*SOURCE RECORDS:*

===

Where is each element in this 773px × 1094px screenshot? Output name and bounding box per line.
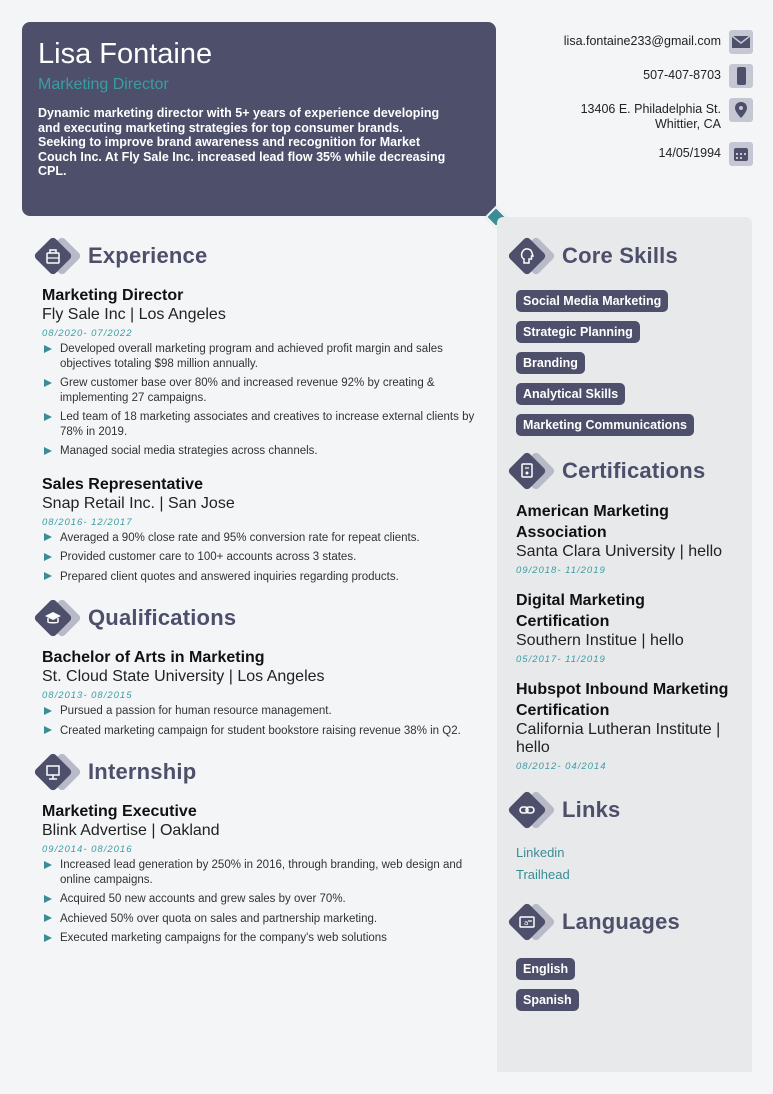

===

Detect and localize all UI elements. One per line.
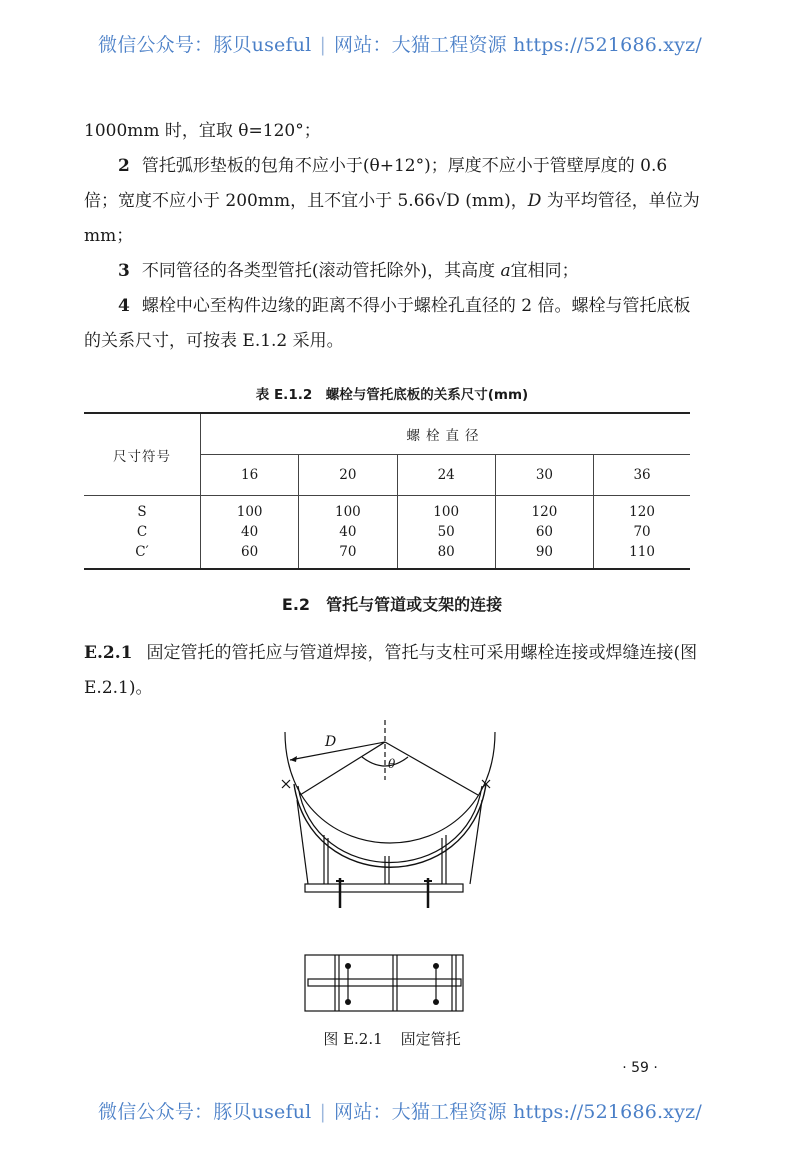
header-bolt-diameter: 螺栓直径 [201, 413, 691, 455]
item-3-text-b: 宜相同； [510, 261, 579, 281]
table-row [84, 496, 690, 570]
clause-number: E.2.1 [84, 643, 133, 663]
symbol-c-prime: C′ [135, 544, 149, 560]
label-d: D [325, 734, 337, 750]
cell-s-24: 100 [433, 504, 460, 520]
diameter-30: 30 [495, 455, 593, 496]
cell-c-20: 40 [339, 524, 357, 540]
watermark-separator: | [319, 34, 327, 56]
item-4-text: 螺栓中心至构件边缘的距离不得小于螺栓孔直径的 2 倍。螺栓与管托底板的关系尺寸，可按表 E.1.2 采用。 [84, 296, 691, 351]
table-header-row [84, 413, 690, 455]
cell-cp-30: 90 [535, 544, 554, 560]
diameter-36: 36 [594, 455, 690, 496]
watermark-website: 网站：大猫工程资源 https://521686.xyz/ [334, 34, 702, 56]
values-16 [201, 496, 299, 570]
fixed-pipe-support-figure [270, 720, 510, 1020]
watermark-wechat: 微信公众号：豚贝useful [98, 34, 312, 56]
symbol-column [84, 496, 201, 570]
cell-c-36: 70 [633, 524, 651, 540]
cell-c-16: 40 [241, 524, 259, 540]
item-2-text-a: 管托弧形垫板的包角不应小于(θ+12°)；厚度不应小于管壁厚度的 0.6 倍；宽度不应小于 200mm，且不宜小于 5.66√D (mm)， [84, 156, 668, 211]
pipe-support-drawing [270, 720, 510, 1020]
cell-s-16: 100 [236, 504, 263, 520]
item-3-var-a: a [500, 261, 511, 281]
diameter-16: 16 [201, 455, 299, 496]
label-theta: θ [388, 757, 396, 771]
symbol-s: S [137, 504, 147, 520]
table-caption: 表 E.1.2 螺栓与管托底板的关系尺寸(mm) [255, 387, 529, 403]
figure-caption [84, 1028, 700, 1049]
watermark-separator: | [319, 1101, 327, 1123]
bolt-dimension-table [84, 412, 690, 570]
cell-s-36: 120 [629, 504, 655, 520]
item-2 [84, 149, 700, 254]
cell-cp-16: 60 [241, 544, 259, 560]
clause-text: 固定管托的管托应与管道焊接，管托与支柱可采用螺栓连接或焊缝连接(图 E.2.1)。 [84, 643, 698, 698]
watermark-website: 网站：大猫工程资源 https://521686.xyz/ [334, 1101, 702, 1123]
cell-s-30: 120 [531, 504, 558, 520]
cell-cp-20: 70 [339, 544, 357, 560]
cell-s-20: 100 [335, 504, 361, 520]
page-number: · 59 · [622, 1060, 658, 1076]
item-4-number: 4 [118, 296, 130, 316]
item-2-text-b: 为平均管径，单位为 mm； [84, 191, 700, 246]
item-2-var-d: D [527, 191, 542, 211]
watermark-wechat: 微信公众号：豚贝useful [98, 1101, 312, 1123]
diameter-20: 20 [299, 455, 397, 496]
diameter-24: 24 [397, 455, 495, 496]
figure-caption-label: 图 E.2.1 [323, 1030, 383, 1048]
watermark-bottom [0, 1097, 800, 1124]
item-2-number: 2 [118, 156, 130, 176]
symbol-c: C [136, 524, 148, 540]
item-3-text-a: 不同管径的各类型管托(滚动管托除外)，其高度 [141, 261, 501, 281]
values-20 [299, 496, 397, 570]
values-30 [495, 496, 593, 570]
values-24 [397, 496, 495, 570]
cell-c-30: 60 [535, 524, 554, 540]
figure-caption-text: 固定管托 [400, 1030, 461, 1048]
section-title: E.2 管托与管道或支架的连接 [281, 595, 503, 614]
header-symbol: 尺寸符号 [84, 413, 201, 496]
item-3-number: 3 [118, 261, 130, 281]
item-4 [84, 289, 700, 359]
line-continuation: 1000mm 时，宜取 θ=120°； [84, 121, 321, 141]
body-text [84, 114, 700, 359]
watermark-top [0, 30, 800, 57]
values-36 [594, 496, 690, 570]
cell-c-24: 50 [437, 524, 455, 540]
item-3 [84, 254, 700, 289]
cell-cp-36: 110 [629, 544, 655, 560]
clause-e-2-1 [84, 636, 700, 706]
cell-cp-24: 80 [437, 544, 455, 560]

===

*AIM:*
Locate each line in the rows above that contains the string "separator", treating case as significant, and copy every such line.

*SOLUTION TO THIS PROBLEM:*
watermark-separator: | [319, 34, 327, 56]
watermark-separator: | [319, 1101, 327, 1123]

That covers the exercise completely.